> _TO DO_:
Reproduce every item below word for word, keeping each line as it appears.

> _RECORDS SUPPLIED_:
════

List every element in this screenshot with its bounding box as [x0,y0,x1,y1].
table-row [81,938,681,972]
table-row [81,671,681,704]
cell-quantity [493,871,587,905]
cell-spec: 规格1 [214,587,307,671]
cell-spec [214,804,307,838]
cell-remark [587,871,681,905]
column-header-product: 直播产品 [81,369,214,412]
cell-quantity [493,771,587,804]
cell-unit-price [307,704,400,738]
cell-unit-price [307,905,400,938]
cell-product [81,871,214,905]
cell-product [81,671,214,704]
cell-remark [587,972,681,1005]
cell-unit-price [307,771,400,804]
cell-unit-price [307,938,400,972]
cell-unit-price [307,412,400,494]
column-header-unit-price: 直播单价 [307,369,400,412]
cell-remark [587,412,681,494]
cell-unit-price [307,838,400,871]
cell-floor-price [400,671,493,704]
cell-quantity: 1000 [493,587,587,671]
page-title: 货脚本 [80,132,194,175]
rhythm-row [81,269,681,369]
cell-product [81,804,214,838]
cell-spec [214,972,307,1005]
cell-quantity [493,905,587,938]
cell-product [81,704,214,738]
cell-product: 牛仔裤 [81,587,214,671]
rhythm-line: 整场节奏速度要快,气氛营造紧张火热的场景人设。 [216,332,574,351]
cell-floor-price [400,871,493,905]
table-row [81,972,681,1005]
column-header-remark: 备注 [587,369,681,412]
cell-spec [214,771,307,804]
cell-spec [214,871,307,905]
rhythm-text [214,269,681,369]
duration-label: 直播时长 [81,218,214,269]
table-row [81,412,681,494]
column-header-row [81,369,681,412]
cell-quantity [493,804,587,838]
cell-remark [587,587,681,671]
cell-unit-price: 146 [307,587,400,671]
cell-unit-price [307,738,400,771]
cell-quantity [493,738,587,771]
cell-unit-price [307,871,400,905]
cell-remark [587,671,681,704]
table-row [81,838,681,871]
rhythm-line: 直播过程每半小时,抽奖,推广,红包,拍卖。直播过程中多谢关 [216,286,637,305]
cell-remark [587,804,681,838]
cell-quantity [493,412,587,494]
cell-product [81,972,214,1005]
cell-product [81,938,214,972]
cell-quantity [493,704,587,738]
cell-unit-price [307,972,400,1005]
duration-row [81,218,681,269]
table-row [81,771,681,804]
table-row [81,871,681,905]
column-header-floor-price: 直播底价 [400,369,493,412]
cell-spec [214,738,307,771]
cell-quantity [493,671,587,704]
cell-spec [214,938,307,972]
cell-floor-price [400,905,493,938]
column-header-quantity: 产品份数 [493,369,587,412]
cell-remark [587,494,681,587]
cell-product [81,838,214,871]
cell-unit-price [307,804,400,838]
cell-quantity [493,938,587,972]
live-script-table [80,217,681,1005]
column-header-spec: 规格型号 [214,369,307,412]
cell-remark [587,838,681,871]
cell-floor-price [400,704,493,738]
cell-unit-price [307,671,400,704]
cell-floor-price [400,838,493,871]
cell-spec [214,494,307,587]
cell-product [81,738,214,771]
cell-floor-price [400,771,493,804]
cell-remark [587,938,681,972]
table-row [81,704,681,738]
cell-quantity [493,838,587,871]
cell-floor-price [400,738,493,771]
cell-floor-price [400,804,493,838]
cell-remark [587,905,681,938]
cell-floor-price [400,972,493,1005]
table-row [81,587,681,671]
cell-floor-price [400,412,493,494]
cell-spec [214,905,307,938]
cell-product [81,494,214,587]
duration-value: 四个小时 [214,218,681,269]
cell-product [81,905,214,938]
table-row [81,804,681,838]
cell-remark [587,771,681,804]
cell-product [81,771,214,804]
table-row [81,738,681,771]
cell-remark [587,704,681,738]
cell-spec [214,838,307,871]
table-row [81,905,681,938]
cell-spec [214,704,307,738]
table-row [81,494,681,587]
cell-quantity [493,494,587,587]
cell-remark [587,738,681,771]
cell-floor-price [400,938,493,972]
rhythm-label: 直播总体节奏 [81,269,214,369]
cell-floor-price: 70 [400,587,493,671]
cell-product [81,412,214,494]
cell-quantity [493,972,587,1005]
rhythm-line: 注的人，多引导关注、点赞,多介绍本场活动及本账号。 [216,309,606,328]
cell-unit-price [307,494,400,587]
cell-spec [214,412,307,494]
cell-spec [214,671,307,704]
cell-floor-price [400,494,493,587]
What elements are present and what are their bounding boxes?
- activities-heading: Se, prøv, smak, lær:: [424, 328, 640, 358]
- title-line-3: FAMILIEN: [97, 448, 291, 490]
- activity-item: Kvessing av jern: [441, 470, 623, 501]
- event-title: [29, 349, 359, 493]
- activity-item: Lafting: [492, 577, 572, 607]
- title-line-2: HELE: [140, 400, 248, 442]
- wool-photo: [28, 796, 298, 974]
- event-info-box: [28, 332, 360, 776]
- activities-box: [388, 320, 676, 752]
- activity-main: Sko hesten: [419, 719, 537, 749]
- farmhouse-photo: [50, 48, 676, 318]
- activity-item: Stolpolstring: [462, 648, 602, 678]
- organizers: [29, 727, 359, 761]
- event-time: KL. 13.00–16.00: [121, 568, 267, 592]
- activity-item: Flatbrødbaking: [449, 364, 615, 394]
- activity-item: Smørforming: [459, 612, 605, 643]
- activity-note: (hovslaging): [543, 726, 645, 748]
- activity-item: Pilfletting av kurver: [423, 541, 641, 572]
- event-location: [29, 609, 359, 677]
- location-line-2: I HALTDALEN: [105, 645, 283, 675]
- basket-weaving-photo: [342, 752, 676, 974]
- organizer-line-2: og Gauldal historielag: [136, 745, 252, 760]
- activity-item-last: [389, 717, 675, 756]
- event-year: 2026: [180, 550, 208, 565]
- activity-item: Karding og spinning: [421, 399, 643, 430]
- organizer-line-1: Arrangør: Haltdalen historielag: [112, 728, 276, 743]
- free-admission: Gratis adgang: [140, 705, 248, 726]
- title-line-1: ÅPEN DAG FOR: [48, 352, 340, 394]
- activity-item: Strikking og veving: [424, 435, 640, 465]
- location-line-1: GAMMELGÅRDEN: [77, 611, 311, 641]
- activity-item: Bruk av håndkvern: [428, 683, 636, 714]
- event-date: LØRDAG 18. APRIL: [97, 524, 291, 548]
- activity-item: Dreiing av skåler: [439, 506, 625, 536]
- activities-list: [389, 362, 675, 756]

════

> _SOLUTION FOR THIS PROBLEM_:
List every element in this screenshot with its bounding box as [x0,y0,x1,y1].
table-row [81,938,681,972]
table-row [81,671,681,704]
cell-quantity [493,871,587,905]
cell-spec: 规格1 [214,587,307,671]
cell-spec [214,804,307,838]
cell-remark [587,871,681,905]
column-header-product: 直播产品 [81,369,214,412]
cell-quantity [493,771,587,804]
cell-unit-price [307,704,400,738]
cell-unit-price [307,905,400,938]
cell-product [81,871,214,905]
cell-product [81,671,214,704]
cell-remark [587,972,681,1005]
cell-unit-price [307,771,400,804]
cell-unit-price [307,938,400,972]
cell-unit-price [307,412,400,494]
column-header-unit-price: 直播单价 [307,369,400,412]
cell-remark [587,412,681,494]
cell-unit-price [307,838,400,871]
cell-floor-price [400,671,493,704]
cell-quantity: 1000 [493,587,587,671]
page-title: 货脚本 [80,132,194,175]
rhythm-row [81,269,681,369]
cell-product [81,804,214,838]
cell-spec [214,972,307,1005]
cell-quantity [493,905,587,938]
cell-product [81,704,214,738]
cell-product: 牛仔裤 [81,587,214,671]
rhythm-line: 整场节奏速度要快,气氛营造紧张火热的场景人设。 [216,332,574,351]
cell-floor-price [400,871,493,905]
table-row [81,972,681,1005]
column-header-remark: 备注 [587,369,681,412]
cell-spec [214,771,307,804]
cell-spec [214,871,307,905]
rhythm-text [214,269,681,369]
duration-label: 直播时长 [81,218,214,269]
table-row [81,412,681,494]
column-header-row [81,369,681,412]
cell-quantity [493,804,587,838]
cell-remark [587,587,681,671]
cell-unit-price: 146 [307,587,400,671]
cell-unit-price [307,738,400,771]
cell-quantity [493,738,587,771]
cell-unit-price [307,871,400,905]
cell-remark [587,671,681,704]
table-row [81,838,681,871]
rhythm-line: 直播过程每半小时,抽奖,推广,红包,拍卖。直播过程中多谢关 [216,286,637,305]
cell-remark [587,804,681,838]
cell-quantity [493,412,587,494]
cell-product [81,972,214,1005]
cell-product [81,938,214,972]
cell-quantity [493,704,587,738]
cell-unit-price [307,972,400,1005]
duration-row [81,218,681,269]
table-row [81,771,681,804]
table-row [81,871,681,905]
column-header-floor-price: 直播底价 [400,369,493,412]
cell-spec [214,738,307,771]
cell-quantity [493,671,587,704]
cell-spec [214,938,307,972]
cell-floor-price [400,905,493,938]
column-header-quantity: 产品份数 [493,369,587,412]
cell-remark [587,494,681,587]
cell-product [81,838,214,871]
cell-unit-price [307,804,400,838]
cell-quantity [493,938,587,972]
live-script-table [80,217,681,1005]
column-header-spec: 规格型号 [214,369,307,412]
cell-remark [587,838,681,871]
cell-floor-price [400,704,493,738]
cell-unit-price [307,671,400,704]
cell-floor-price [400,838,493,871]
cell-spec [214,494,307,587]
cell-product [81,738,214,771]
cell-floor-price [400,771,493,804]
cell-remark [587,938,681,972]
table-row [81,704,681,738]
cell-quantity [493,838,587,871]
cell-floor-price [400,738,493,771]
cell-floor-price [400,804,493,838]
cell-remark [587,905,681,938]
cell-floor-price [400,972,493,1005]
table-row [81,587,681,671]
cell-floor-price [400,412,493,494]
cell-spec [214,905,307,938]
cell-product [81,494,214,587]
duration-value: 四个小时 [214,218,681,269]
cell-product [81,905,214,938]
table-row [81,804,681,838]
cell-remark [587,771,681,804]
cell-product [81,771,214,804]
table-row [81,738,681,771]
cell-remark [587,704,681,738]
cell-spec [214,838,307,871]
table-row [81,905,681,938]
cell-spec [214,704,307,738]
table-row [81,494,681,587]
cell-quantity [493,494,587,587]
cell-remark [587,738,681,771]
cell-floor-price [400,938,493,972]
rhythm-label: 直播总体节奏 [81,269,214,369]
cell-floor-price: 70 [400,587,493,671]
cell-product [81,412,214,494]
cell-quantity [493,972,587,1005]
rhythm-line: 注的人，多引导关注、点赞,多介绍本场活动及本账号。 [216,309,606,328]
cell-unit-price [307,494,400,587]
cell-spec [214,412,307,494]
cell-spec [214,671,307,704]
cell-floor-price [400,494,493,587]
What elements are present and what are their bounding boxes?
- activities-heading: Se, prøv, smak, lær:: [424, 328, 640, 358]
- title-line-3: FAMILIEN: [97, 448, 291, 490]
- activity-item: Kvessing av jern: [441, 470, 623, 501]
- event-title: [29, 349, 359, 493]
- activity-item: Lafting: [492, 577, 572, 607]
- title-line-2: HELE: [140, 400, 248, 442]
- wool-photo: [28, 796, 298, 974]
- event-info-box: [28, 332, 360, 776]
- activities-box: [388, 320, 676, 752]
- activity-main: Sko hesten: [419, 719, 537, 749]
- farmhouse-photo: [50, 48, 676, 318]
- activity-item: Stolpolstring: [462, 648, 602, 678]
- organizers: [29, 727, 359, 761]
- event-time: KL. 13.00–16.00: [121, 568, 267, 592]
- activity-item: Flatbrødbaking: [449, 364, 615, 394]
- activity-item: Smørforming: [459, 612, 605, 643]
- activity-note: (hovslaging): [543, 726, 645, 748]
- activity-item: Pilfletting av kurver: [423, 541, 641, 572]
- event-location: [29, 609, 359, 677]
- location-line-2: I HALTDALEN: [105, 645, 283, 675]
- basket-weaving-photo: [342, 752, 676, 974]
- organizer-line-2: og Gauldal historielag: [136, 745, 252, 760]
- activity-item-last: [389, 717, 675, 756]
- event-year: 2026: [180, 550, 208, 565]
- activity-item: Karding og spinning: [421, 399, 643, 430]
- organizer-line-1: Arrangør: Haltdalen historielag: [112, 728, 276, 743]
- free-admission: Gratis adgang: [140, 705, 248, 726]
- title-line-1: ÅPEN DAG FOR: [48, 352, 340, 394]
- activity-item: Strikking og veving: [424, 435, 640, 465]
- location-line-1: GAMMELGÅRDEN: [77, 611, 311, 641]
- activity-item: Bruk av håndkvern: [428, 683, 636, 714]
- event-date: LØRDAG 18. APRIL: [97, 524, 291, 548]
- activity-item: Dreiing av skåler: [439, 506, 625, 536]
- activities-list: [389, 362, 675, 756]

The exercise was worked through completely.